Exercise details: Lines that contain "France" are to be counted; give only their number.

Supplied records:
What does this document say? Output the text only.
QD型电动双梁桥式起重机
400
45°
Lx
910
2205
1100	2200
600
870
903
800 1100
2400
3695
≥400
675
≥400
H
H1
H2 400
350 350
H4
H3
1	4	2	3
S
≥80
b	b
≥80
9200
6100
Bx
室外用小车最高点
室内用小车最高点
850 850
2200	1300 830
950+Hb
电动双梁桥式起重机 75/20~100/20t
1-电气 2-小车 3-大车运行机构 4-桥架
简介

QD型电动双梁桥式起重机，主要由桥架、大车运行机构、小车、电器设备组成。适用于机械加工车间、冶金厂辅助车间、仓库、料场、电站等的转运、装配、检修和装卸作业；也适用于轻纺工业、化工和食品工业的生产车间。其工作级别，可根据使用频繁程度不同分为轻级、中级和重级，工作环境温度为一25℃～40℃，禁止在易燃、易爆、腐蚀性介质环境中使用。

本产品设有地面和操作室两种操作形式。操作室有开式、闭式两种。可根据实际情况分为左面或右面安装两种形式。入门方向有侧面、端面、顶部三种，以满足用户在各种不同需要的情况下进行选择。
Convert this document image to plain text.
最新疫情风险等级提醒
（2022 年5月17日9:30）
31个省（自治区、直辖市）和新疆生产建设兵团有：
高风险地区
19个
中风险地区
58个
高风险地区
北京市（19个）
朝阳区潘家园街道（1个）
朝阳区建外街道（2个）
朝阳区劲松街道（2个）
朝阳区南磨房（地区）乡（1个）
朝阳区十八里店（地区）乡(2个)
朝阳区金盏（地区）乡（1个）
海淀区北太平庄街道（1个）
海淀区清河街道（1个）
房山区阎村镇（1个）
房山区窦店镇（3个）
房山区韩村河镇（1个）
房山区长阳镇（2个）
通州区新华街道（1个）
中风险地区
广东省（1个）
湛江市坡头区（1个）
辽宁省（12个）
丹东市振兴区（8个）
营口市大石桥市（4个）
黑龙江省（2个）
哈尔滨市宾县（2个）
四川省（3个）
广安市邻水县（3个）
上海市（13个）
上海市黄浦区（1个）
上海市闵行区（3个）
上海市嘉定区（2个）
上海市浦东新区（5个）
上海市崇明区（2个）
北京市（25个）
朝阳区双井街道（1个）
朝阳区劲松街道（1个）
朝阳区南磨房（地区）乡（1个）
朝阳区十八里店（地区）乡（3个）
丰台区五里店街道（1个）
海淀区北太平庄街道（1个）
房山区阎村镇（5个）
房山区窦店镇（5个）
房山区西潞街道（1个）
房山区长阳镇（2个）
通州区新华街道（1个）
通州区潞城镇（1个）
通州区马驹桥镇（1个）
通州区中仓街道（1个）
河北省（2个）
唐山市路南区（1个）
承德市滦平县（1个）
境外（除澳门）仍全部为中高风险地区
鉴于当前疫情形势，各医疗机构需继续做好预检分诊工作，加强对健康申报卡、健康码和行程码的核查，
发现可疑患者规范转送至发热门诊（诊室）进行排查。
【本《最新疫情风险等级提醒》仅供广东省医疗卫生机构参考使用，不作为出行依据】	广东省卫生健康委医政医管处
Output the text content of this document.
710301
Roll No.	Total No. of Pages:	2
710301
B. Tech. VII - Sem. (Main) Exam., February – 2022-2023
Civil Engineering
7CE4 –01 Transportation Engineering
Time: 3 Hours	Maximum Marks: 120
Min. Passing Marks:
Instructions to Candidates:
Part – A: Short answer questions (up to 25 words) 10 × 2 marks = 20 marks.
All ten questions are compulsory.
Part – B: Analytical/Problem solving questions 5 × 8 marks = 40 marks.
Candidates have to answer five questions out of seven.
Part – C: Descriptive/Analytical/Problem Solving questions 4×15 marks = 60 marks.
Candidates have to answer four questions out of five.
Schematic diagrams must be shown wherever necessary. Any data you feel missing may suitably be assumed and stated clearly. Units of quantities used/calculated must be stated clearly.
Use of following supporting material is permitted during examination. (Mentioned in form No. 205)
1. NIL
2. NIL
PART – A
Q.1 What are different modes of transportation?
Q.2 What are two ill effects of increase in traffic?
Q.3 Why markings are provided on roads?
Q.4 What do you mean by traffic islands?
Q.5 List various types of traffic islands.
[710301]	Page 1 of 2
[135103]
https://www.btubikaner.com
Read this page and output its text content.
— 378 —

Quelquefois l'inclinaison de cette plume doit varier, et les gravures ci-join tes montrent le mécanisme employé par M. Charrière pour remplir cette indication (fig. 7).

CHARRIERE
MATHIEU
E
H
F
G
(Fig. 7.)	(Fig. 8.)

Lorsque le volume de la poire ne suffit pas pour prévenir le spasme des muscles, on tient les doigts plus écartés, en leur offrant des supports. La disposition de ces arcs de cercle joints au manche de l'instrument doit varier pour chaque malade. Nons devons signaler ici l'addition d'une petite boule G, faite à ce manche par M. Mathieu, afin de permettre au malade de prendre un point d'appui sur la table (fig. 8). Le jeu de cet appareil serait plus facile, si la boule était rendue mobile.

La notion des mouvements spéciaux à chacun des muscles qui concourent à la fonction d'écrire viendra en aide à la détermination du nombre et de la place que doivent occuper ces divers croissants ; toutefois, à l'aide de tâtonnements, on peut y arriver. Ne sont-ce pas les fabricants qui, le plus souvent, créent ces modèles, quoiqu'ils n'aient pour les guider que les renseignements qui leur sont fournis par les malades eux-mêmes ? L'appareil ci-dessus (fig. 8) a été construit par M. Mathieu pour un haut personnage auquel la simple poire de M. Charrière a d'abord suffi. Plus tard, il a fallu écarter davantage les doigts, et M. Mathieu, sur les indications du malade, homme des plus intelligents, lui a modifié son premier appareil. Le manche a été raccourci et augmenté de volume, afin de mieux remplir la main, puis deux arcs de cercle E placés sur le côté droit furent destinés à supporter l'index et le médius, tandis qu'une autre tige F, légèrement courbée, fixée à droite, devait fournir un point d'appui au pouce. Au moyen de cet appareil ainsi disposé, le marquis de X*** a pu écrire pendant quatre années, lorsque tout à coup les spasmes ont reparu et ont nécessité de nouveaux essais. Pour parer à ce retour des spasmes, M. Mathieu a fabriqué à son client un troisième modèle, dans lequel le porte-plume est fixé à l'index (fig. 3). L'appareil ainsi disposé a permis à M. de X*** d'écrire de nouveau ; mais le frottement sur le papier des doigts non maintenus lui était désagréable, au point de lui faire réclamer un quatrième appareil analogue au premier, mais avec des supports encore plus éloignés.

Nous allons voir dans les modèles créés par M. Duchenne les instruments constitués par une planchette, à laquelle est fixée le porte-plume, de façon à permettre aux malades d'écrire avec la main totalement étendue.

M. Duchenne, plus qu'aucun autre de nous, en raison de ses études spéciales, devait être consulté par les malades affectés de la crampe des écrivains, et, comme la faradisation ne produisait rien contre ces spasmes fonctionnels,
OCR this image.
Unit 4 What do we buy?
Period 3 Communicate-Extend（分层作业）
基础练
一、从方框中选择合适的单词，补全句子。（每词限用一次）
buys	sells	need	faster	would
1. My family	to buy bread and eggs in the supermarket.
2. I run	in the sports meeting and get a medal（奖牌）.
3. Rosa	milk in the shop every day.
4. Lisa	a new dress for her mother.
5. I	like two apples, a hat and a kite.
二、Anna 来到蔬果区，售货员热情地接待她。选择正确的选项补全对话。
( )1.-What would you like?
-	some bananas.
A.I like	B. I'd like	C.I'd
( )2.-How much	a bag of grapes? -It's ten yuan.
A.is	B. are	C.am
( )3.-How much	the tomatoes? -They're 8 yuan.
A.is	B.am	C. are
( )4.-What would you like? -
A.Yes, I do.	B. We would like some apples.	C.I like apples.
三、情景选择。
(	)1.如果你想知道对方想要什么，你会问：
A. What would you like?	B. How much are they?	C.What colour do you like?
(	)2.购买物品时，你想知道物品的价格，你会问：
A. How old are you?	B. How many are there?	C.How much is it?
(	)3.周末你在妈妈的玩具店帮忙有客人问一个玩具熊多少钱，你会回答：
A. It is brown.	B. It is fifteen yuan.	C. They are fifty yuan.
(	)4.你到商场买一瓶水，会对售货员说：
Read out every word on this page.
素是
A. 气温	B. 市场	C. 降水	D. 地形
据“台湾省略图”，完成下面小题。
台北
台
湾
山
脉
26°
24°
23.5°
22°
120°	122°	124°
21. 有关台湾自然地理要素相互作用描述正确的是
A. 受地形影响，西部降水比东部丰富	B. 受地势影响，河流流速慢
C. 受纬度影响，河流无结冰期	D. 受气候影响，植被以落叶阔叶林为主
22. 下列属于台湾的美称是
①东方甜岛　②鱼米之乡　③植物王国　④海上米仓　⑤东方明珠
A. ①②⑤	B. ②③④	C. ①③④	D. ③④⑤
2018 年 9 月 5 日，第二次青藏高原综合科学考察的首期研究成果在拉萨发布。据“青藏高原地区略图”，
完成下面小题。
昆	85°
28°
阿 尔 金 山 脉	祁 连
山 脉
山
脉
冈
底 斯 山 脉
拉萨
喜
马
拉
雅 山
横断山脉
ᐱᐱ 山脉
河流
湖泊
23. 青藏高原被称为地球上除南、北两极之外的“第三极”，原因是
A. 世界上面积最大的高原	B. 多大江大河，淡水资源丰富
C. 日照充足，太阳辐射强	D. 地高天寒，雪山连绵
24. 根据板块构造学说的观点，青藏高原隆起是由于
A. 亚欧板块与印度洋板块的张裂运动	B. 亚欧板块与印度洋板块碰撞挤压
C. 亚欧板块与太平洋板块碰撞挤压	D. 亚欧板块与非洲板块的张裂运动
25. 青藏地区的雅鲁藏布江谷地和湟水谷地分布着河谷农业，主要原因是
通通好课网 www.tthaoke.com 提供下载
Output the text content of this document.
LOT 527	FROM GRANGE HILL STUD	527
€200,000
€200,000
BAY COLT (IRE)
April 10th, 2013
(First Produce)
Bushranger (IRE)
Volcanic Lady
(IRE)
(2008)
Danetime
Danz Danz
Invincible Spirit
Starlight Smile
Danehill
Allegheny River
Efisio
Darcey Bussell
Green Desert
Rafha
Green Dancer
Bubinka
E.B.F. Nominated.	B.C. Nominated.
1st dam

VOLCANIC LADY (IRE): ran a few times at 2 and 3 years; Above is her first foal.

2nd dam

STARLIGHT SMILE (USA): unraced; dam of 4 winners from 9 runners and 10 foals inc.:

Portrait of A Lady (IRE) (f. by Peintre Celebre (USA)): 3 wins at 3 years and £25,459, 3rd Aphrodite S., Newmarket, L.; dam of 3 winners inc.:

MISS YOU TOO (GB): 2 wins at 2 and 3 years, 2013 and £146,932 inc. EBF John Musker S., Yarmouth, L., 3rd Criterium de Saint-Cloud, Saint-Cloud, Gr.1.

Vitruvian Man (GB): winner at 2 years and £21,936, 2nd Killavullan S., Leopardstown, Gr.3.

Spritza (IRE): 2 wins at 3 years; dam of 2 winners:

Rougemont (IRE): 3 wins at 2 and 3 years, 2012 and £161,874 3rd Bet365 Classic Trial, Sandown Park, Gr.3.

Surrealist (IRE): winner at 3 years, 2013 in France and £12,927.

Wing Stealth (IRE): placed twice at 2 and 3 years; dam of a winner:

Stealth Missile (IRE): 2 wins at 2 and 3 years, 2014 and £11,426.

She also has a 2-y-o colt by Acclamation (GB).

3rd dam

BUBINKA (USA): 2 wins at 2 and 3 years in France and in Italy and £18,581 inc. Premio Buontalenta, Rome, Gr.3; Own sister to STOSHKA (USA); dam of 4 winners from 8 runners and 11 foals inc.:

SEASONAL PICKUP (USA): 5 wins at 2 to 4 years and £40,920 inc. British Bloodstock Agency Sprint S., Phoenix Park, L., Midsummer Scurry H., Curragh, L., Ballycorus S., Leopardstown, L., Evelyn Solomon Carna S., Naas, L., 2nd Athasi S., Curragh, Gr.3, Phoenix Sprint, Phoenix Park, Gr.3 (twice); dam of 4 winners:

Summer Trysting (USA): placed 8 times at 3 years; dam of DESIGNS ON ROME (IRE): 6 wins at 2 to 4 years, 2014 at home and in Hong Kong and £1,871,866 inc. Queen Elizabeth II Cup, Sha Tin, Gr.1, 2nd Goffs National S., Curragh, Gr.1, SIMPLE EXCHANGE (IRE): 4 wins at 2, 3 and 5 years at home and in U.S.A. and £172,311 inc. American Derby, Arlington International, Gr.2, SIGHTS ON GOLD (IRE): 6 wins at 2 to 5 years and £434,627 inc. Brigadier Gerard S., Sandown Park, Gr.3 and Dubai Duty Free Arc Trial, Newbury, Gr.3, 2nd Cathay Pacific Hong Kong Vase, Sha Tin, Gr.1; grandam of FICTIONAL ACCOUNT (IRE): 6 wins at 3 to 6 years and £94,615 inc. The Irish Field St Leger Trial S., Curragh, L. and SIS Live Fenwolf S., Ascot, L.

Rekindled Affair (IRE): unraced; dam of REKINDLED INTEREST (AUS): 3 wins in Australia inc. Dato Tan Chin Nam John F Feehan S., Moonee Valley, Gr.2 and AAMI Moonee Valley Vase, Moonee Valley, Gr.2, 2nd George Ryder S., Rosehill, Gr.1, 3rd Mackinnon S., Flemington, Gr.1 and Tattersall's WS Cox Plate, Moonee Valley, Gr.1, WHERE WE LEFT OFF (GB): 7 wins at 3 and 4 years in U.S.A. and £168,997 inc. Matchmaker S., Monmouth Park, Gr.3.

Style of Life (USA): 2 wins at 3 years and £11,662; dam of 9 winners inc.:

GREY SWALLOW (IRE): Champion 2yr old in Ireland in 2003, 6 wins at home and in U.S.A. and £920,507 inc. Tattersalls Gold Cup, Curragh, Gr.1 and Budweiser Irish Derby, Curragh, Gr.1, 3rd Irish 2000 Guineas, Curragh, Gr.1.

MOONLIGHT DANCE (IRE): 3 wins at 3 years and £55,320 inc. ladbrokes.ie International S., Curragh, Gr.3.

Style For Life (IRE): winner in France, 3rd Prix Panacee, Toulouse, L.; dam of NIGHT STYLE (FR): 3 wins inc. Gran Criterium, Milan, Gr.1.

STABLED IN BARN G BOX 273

Exercise answer: 3